Challenge: Go through the entries below and copy each line containing the word "title".

** Begin Data provided **

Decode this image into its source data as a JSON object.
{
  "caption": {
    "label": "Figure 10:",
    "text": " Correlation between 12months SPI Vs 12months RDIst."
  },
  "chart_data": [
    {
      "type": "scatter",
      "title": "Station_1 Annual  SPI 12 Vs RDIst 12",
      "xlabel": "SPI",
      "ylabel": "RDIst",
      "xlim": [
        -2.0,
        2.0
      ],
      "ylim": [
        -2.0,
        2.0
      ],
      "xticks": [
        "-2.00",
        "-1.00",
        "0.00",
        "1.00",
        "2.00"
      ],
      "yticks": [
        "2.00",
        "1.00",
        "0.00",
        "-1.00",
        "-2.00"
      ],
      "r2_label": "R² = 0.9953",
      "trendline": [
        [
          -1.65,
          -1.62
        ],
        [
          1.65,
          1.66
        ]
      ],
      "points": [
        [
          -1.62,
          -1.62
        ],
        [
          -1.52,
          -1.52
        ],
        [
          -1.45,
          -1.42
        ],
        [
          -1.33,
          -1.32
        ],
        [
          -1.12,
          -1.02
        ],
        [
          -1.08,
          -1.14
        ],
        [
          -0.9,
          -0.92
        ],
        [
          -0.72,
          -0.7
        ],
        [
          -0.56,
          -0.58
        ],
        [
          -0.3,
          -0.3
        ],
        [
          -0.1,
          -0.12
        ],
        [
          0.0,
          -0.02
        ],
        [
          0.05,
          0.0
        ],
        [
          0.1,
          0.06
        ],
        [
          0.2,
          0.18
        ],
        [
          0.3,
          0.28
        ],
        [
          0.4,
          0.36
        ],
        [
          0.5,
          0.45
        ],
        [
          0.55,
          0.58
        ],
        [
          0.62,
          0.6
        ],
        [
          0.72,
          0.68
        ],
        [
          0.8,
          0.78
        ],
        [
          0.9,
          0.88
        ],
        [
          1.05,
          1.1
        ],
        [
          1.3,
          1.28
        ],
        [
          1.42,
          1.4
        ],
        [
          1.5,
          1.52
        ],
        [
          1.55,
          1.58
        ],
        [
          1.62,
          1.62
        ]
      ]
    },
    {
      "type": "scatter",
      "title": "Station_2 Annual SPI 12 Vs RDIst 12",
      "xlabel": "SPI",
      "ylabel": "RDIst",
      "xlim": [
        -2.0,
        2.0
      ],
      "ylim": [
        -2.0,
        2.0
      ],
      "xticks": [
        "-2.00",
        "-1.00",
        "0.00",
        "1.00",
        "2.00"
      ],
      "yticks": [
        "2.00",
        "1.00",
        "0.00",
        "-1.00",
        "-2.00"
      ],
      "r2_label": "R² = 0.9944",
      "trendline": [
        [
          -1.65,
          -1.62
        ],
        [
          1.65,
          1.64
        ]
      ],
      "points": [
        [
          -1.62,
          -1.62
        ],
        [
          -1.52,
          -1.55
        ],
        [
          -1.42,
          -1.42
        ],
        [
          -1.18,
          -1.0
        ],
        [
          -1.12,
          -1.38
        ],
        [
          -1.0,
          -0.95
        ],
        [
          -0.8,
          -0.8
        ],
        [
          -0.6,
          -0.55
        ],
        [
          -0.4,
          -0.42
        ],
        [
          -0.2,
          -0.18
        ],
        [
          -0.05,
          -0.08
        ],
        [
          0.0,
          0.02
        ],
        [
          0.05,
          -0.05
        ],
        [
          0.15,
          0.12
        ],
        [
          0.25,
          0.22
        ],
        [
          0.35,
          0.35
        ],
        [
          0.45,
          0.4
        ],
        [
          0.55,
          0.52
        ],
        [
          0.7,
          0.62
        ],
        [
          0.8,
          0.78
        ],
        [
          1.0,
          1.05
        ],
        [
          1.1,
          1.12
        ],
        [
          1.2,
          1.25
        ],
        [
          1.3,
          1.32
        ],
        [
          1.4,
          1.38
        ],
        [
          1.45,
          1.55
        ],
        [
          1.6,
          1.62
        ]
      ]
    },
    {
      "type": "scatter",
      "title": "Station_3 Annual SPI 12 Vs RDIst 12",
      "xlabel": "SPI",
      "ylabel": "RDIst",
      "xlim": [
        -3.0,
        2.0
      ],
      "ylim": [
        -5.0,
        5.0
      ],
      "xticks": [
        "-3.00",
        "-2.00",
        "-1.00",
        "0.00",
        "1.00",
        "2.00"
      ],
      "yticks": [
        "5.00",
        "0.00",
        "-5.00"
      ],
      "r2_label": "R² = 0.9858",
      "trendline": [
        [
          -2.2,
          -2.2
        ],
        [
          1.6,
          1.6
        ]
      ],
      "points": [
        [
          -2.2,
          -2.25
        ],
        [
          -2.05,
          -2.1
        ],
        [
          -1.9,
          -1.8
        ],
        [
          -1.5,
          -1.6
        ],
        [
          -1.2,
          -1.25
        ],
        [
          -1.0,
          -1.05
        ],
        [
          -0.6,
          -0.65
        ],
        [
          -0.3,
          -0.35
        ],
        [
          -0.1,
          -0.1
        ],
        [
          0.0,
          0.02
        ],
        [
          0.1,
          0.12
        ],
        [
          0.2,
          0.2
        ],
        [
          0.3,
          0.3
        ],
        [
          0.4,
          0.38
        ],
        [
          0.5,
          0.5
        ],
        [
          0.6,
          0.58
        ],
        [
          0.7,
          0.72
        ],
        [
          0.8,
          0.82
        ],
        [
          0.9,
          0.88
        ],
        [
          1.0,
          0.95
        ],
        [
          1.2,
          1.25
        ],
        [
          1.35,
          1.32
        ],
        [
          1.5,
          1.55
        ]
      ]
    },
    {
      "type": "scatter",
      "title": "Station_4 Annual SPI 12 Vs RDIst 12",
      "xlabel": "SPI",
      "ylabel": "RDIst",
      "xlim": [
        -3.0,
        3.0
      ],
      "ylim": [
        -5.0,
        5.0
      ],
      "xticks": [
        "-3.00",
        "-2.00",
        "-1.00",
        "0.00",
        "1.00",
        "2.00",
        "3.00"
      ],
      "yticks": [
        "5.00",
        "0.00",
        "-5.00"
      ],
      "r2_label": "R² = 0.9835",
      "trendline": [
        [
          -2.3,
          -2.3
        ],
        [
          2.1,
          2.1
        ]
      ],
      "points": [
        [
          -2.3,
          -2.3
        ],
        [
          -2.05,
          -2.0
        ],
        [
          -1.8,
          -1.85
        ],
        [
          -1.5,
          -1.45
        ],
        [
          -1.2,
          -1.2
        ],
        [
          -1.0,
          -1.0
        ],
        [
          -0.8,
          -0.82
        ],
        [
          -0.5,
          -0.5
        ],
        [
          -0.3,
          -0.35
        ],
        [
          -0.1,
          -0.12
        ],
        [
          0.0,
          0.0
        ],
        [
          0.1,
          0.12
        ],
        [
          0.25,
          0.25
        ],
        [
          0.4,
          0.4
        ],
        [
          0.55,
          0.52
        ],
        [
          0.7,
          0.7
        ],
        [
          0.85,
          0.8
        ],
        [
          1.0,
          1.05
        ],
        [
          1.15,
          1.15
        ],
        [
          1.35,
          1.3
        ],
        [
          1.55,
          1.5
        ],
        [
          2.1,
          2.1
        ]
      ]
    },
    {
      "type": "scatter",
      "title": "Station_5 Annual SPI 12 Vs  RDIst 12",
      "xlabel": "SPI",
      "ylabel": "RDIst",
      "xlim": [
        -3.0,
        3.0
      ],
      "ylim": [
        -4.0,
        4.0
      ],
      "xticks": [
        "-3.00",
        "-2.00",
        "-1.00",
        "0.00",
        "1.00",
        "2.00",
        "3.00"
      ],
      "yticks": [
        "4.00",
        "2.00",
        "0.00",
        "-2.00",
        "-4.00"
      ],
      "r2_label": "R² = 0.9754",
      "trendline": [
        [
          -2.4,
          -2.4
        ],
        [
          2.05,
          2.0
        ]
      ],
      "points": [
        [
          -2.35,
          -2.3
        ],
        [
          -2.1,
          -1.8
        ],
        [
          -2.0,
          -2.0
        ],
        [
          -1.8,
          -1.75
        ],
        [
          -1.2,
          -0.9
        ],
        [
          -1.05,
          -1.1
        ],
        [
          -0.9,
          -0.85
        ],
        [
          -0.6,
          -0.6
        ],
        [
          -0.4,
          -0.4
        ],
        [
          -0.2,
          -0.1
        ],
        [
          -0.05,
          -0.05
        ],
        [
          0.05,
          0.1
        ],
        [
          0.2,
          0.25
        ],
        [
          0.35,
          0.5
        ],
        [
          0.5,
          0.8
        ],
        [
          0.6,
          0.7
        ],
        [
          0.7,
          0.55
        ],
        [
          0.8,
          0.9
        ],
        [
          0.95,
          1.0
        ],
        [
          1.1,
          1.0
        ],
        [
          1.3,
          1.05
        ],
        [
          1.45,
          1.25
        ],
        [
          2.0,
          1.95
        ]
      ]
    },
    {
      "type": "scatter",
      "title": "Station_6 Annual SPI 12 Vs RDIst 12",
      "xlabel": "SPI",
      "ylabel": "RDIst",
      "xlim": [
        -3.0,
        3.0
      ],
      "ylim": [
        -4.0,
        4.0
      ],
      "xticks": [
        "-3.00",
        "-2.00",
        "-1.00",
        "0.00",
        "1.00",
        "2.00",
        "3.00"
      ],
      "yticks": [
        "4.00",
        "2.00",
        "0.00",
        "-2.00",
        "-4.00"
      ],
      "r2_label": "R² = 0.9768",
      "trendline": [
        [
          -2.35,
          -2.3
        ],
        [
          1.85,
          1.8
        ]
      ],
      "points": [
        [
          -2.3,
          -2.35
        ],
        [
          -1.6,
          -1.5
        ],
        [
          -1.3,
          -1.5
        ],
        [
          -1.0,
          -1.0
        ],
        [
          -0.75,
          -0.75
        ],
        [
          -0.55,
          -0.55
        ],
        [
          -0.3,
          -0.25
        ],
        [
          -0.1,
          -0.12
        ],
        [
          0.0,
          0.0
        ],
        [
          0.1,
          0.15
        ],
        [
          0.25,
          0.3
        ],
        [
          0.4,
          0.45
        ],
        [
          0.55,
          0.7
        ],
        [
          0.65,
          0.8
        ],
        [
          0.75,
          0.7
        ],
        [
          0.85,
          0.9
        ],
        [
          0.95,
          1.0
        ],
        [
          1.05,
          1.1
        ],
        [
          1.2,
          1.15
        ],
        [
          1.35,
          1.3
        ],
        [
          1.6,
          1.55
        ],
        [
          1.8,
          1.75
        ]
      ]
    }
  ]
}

** End Data provided **

Reply to the task:
      "title": "Station_1 Annual  SPI 12 Vs RDIst 12",
      "title": "Station_2 Annual SPI 12 Vs RDIst 12",
      "title": "Station_3 Annual SPI 12 Vs RDIst 12",
      "title": "Station_4 Annual SPI 12 Vs RDIst 12",
      "title": "Station_5 Annual SPI 12 Vs  RDIst 12",
      "title": "Station_6 Annual SPI 12 Vs RDIst 12",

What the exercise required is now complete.